(Short exercise): Set down the full listing exactly, character for character.

(Supplied records):
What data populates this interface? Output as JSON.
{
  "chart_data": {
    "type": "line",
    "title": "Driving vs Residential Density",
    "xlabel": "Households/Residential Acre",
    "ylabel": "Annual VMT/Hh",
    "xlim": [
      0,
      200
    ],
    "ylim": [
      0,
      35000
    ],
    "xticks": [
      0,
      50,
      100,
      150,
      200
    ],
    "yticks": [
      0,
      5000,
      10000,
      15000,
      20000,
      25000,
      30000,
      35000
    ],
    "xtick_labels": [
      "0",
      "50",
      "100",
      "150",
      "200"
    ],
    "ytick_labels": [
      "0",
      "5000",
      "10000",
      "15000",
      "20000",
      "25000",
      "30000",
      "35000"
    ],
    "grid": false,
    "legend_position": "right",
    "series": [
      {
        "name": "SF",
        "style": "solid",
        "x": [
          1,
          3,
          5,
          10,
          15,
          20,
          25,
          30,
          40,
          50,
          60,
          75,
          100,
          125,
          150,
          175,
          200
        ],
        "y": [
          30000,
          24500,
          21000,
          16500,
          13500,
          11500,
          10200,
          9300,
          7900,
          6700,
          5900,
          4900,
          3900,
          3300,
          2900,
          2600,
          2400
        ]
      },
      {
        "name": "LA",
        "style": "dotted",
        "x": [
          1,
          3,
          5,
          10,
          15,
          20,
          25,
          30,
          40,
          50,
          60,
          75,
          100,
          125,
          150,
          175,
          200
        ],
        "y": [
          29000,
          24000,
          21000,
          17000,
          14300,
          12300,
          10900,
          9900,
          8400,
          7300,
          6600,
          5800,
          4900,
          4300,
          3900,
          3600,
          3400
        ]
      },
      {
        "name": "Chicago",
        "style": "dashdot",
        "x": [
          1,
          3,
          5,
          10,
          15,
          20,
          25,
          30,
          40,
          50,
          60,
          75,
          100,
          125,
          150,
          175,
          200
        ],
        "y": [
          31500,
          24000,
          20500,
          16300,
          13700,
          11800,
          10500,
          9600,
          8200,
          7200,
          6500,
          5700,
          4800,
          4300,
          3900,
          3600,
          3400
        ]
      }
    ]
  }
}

(Expected answer):
What data populates this interface? Output as JSON.
{
  "chart_data": {
    "type": "line",
    "title": "Driving vs Residential Density",
    "xlabel": "Households/Residential Acre",
    "ylabel": "Annual VMT/Hh",
    "xlim": [
      0,
      200
    ],
    "ylim": [
      0,
      35000
    ],
    "xticks": [
      0,
      50,
      100,
      150,
      200
    ],
    "yticks": [
      0,
      5000,
      10000,
      15000,
      20000,
      25000,
      30000,
      35000
    ],
    "xtick_labels": [
      "0",
      "50",
      "100",
      "150",
      "200"
    ],
    "ytick_labels": [
      "0",
      "5000",
      "10000",
      "15000",
      "20000",
      "25000",
      "30000",
      "35000"
    ],
    "grid": false,
    "legend_position": "right",
    "series": [
      {
        "name": "SF",
        "style": "solid",
        "x": [
          1,
          3,
          5,
          10,
          15,
          20,
          25,
          30,
          40,
          50,
          60,
          75,
          100,
          125,
          150,
          175,
          200
        ],
        "y": [
          30000,
          24500,
          21000,
          16500,
          13500,
          11500,
          10200,
          9300,
          7900,
          6700,
          5900,
          4900,
          3900,
          3300,
          2900,
          2600,
          2400
        ]
      },
      {
        "name": "LA",
        "style": "dotted",
        "x": [
          1,
          3,
          5,
          10,
          15,
          20,
          25,
          30,
          40,
          50,
          60,
          75,
          100,
          125,
          150,
          175,
          200
        ],
        "y": [
          29000,
          24000,
          21000,
          17000,
          14300,
          12300,
          10900,
          9900,
          8400,
          7300,
          6600,
          5800,
          4900,
          4300,
          3900,
          3600,
          3400
        ]
      },
      {
        "name": "Chicago",
        "style": "dashdot",
        "x": [
          1,
          3,
          5,
          10,
          15,
          20,
          25,
          30,
          40,
          50,
          60,
          75,
          100,
          125,
          150,
          175,
          200
        ],
        "y": [
          31500,
          24000,
          20500,
          16300,
          13700,
          11800,
          10500,
          9600,
          8200,
          7200,
          6500,
          5700,
          4800,
          4300,
          3900,
          3600,
          3400
        ]
      }
    ]
  }
}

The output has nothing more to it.